— Work required —
Write out all of the entries exactly as given.

— Excerpted data —
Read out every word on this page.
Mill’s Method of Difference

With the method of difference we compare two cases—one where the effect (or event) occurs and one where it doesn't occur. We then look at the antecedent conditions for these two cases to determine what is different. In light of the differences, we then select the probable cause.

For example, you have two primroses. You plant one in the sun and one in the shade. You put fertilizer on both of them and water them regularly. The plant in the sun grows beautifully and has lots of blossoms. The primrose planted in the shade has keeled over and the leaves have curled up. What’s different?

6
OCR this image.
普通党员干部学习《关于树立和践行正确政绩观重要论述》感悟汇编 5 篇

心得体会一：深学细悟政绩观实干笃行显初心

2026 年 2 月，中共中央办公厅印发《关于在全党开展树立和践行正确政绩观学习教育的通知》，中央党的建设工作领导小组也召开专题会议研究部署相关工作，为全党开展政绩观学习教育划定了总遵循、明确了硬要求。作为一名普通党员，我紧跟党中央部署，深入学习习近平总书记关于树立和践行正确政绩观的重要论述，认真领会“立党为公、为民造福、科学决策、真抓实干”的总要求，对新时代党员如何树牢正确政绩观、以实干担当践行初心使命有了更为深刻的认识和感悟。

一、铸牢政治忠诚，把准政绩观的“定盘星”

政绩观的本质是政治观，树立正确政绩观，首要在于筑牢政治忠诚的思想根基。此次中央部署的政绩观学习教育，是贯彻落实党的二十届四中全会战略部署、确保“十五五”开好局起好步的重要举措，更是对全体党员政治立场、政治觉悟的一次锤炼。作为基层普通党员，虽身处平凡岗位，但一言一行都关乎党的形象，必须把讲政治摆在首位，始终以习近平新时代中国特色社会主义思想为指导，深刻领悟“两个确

— Result —
Read out every word on this page.
Mill’s Method of Difference

With the method of difference we compare two cases—one where the effect (or event) occurs and one where it doesn't occur. We then look at the antecedent conditions for these two cases to determine what is different. In light of the differences, we then select the probable cause.

For example, you have two primroses. You plant one in the sun and one in the shade. You put fertilizer on both of them and water them regularly. The plant in the sun grows beautifully and has lots of blossoms. The primrose planted in the shade has keeled over and the leaves have curled up. What’s different?

6
OCR this image.
普通党员干部学习《关于树立和践行正确政绩观重要论述》感悟汇编 5 篇

心得体会一：深学细悟政绩观实干笃行显初心

2026 年 2 月，中共中央办公厅印发《关于在全党开展树立和践行正确政绩观学习教育的通知》，中央党的建设工作领导小组也召开专题会议研究部署相关工作，为全党开展政绩观学习教育划定了总遵循、明确了硬要求。作为一名普通党员，我紧跟党中央部署，深入学习习近平总书记关于树立和践行正确政绩观的重要论述，认真领会“立党为公、为民造福、科学决策、真抓实干”的总要求，对新时代党员如何树牢正确政绩观、以实干担当践行初心使命有了更为深刻的认识和感悟。

一、铸牢政治忠诚，把准政绩观的“定盘星”

政绩观的本质是政治观，树立正确政绩观，首要在于筑牢政治忠诚的思想根基。此次中央部署的政绩观学习教育，是贯彻落实党的二十届四中全会战略部署、确保“十五五”开好局起好步的重要举措，更是对全体党员政治立场、政治觉悟的一次锤炼。作为基层普通党员，虽身处平凡岗位，但一言一行都关乎党的形象，必须把讲政治摆在首位，始终以习近平新时代中国特色社会主义思想为指导，深刻领悟“两个确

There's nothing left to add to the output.